__Task to complete__:
Output all records precisely as written.
START Records supplied
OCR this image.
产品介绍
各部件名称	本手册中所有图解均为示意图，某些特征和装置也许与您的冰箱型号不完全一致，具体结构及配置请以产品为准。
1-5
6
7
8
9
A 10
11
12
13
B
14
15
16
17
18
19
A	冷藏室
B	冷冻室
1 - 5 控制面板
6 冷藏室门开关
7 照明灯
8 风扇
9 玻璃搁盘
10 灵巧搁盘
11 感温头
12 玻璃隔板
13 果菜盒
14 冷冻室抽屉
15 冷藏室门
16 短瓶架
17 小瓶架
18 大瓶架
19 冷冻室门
END Records supplied
__Full response__:
OCR this image.
产品介绍
各部件名称	本手册中所有图解均为示意图，某些特征和装置也许与您的冰箱型号不完全一致，具体结构及配置请以产品为准。
1-5
6
7
8
9
A 10
11
12
13
B
14
15
16
17
18
19
A	冷藏室
B	冷冻室
1 - 5 控制面板
6 冷藏室门开关
7 照明灯
8 风扇
9 玻璃搁盘
10 灵巧搁盘
11 感温头
12 玻璃隔板
13 果菜盒
14 冷冻室抽屉
15 冷藏室门
16 短瓶架
17 小瓶架
18 大瓶架
19 冷冻室门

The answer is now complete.